start SUPPLIED MATERIAL

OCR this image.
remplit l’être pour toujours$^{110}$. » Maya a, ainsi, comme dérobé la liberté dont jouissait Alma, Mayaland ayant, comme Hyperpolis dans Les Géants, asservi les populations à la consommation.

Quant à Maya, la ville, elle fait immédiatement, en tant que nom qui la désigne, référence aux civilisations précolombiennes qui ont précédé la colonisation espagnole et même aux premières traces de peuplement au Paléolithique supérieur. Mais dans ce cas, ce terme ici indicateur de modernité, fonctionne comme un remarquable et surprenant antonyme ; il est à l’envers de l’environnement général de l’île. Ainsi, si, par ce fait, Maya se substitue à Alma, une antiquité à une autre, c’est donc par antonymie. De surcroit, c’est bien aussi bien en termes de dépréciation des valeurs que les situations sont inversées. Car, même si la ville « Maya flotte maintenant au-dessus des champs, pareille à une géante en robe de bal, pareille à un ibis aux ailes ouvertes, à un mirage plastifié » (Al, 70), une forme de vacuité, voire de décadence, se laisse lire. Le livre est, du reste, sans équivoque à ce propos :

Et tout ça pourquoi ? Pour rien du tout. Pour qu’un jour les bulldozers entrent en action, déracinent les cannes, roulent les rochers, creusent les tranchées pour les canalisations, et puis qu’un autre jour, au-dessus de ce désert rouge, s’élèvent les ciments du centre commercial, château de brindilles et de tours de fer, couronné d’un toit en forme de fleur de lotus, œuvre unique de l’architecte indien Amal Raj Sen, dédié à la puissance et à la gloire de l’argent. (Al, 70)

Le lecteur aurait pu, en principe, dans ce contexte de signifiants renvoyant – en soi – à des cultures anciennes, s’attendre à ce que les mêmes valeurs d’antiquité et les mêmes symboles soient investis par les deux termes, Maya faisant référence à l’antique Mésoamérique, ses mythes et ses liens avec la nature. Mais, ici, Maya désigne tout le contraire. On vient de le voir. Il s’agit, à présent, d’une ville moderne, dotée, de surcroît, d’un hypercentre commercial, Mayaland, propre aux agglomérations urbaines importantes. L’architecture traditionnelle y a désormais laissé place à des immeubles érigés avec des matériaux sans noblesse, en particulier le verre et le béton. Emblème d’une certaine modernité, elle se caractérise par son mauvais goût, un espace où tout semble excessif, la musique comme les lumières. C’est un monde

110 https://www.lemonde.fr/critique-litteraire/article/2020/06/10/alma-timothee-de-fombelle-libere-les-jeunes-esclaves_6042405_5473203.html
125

end SUPPLIED MATERIAL

◆ **THE EXERCISE**:
Find all the lines containing "pour" in the material, then copy them.

◆ **RESULT OF THE TASK**:
remplit l’être pour toujours$^{110}$. » Maya a, ainsi, comme dérobé la liberté dont jouissait Alma, Mayaland ayant, comme Hyperpolis dans Les Géants, asservi les populations à la consommation.
Et tout ça pourquoi ? Pour rien du tout. Pour qu’un jour les bulldozers entrent en action, déracinent les cannes, roulent les rochers, creusent les tranchées pour les canalisations, et puis qu’un autre jour, au-dessus de ce désert rouge, s’élèvent les ciments du centre commercial, château de brindilles et de tours de fer, couronné d’un toit en forme de fleur de lotus, œuvre unique de l’architecte indien Amal Raj Sen, dédié à la puissance et à la gloire de l’argent. (Al, 70)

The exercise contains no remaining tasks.